### The problem
The records below are to be quoted in full; please keep every word exact.
———
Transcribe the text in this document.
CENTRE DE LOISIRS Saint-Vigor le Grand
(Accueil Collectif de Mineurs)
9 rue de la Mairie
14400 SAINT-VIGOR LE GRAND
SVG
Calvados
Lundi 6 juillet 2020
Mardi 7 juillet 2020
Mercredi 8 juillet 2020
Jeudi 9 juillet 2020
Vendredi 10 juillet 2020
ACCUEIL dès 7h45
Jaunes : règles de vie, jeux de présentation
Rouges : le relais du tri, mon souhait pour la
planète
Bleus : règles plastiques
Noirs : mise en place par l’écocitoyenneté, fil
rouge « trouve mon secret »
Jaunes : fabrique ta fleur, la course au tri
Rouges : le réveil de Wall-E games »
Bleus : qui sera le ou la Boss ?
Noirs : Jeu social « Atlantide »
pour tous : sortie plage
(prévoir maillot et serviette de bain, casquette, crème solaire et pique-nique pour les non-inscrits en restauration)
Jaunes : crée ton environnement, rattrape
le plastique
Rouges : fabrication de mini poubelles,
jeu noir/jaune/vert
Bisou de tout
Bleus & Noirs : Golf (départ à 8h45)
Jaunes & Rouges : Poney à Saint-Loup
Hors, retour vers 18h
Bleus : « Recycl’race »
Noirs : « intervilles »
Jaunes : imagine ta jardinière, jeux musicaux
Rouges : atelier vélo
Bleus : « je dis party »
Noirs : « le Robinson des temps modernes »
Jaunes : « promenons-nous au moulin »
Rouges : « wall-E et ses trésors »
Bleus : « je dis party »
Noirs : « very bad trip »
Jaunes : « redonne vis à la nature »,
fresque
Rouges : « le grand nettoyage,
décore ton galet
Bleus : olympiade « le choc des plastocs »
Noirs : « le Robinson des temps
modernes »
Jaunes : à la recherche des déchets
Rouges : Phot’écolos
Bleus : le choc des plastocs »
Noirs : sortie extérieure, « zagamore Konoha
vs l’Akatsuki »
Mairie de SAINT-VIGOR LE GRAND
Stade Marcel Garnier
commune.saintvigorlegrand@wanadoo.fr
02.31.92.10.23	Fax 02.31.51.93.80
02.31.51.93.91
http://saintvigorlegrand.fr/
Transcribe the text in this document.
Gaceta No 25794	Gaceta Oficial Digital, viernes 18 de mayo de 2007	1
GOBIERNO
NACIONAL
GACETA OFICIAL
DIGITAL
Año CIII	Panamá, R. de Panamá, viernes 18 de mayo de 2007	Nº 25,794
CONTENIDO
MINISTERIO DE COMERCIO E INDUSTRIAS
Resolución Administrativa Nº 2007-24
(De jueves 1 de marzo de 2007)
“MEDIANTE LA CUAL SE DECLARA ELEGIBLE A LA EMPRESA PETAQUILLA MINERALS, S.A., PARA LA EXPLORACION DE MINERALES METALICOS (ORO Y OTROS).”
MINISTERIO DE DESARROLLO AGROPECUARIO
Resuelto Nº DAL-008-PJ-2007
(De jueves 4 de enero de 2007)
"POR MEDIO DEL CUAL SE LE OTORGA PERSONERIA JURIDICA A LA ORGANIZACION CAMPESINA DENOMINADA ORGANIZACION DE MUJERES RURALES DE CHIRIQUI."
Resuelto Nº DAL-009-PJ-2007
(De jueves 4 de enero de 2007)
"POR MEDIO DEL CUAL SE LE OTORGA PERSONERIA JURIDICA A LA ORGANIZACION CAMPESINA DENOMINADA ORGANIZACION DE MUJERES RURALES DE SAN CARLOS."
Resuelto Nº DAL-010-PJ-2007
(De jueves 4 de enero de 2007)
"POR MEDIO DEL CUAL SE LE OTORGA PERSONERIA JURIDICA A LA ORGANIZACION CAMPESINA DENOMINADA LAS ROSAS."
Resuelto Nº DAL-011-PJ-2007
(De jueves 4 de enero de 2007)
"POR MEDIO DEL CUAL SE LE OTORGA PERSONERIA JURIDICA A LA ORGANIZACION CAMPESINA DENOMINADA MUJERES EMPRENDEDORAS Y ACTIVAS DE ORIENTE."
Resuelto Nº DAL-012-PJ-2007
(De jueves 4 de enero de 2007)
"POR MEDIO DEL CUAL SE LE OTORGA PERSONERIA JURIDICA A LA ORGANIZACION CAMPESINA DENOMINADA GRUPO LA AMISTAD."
———
### Result for this exercise
Transcribe the text in this document.
CENTRE DE LOISIRS Saint-Vigor le Grand
(Accueil Collectif de Mineurs)
9 rue de la Mairie
14400 SAINT-VIGOR LE GRAND
SVG
Calvados
Lundi 6 juillet 2020
Mardi 7 juillet 2020
Mercredi 8 juillet 2020
Jeudi 9 juillet 2020
Vendredi 10 juillet 2020
ACCUEIL dès 7h45
Jaunes : règles de vie, jeux de présentation
Rouges : le relais du tri, mon souhait pour la
planète
Bleus : règles plastiques
Noirs : mise en place par l’écocitoyenneté, fil
rouge « trouve mon secret »
Jaunes : fabrique ta fleur, la course au tri
Rouges : le réveil de Wall-E games »
Bleus : qui sera le ou la Boss ?
Noirs : Jeu social « Atlantide »
pour tous : sortie plage
(prévoir maillot et serviette de bain, casquette, crème solaire et pique-nique pour les non-inscrits en restauration)
Jaunes : crée ton environnement, rattrape
le plastique
Rouges : fabrication de mini poubelles,
jeu noir/jaune/vert
Bisou de tout
Bleus & Noirs : Golf (départ à 8h45)
Jaunes & Rouges : Poney à Saint-Loup
Hors, retour vers 18h
Bleus : « Recycl’race »
Noirs : « intervilles »
Jaunes : imagine ta jardinière, jeux musicaux
Rouges : atelier vélo
Bleus : « je dis party »
Noirs : « le Robinson des temps modernes »
Jaunes : « promenons-nous au moulin »
Rouges : « wall-E et ses trésors »
Bleus : « je dis party »
Noirs : « very bad trip »
Jaunes : « redonne vis à la nature »,
fresque
Rouges : « le grand nettoyage,
décore ton galet
Bleus : olympiade « le choc des plastocs »
Noirs : « le Robinson des temps
modernes »
Jaunes : à la recherche des déchets
Rouges : Phot’écolos
Bleus : le choc des plastocs »
Noirs : sortie extérieure, « zagamore Konoha
vs l’Akatsuki »
Mairie de SAINT-VIGOR LE GRAND
Stade Marcel Garnier
commune.saintvigorlegrand@wanadoo.fr
02.31.92.10.23	Fax 02.31.51.93.80
02.31.51.93.91
http://saintvigorlegrand.fr/
Transcribe the text in this document.
Gaceta No 25794	Gaceta Oficial Digital, viernes 18 de mayo de 2007	1
GOBIERNO
NACIONAL
GACETA OFICIAL
DIGITAL
Año CIII	Panamá, R. de Panamá, viernes 18 de mayo de 2007	Nº 25,794
CONTENIDO
MINISTERIO DE COMERCIO E INDUSTRIAS
Resolución Administrativa Nº 2007-24
(De jueves 1 de marzo de 2007)
“MEDIANTE LA CUAL SE DECLARA ELEGIBLE A LA EMPRESA PETAQUILLA MINERALS, S.A., PARA LA EXPLORACION DE MINERALES METALICOS (ORO Y OTROS).”
MINISTERIO DE DESARROLLO AGROPECUARIO
Resuelto Nº DAL-008-PJ-2007
(De jueves 4 de enero de 2007)
"POR MEDIO DEL CUAL SE LE OTORGA PERSONERIA JURIDICA A LA ORGANIZACION CAMPESINA DENOMINADA ORGANIZACION DE MUJERES RURALES DE CHIRIQUI."
Resuelto Nº DAL-009-PJ-2007
(De jueves 4 de enero de 2007)
"POR MEDIO DEL CUAL SE LE OTORGA PERSONERIA JURIDICA A LA ORGANIZACION CAMPESINA DENOMINADA ORGANIZACION DE MUJERES RURALES DE SAN CARLOS."
Resuelto Nº DAL-010-PJ-2007
(De jueves 4 de enero de 2007)
"POR MEDIO DEL CUAL SE LE OTORGA PERSONERIA JURIDICA A LA ORGANIZACION CAMPESINA DENOMINADA LAS ROSAS."
Resuelto Nº DAL-011-PJ-2007
(De jueves 4 de enero de 2007)
"POR MEDIO DEL CUAL SE LE OTORGA PERSONERIA JURIDICA A LA ORGANIZACION CAMPESINA DENOMINADA MUJERES EMPRENDEDORAS Y ACTIVAS DE ORIENTE."
Resuelto Nº DAL-012-PJ-2007
(De jueves 4 de enero de 2007)
"POR MEDIO DEL CUAL SE LE OTORGA PERSONERIA JURIDICA A LA ORGANIZACION CAMPESINA DENOMINADA GRUPO LA AMISTAD."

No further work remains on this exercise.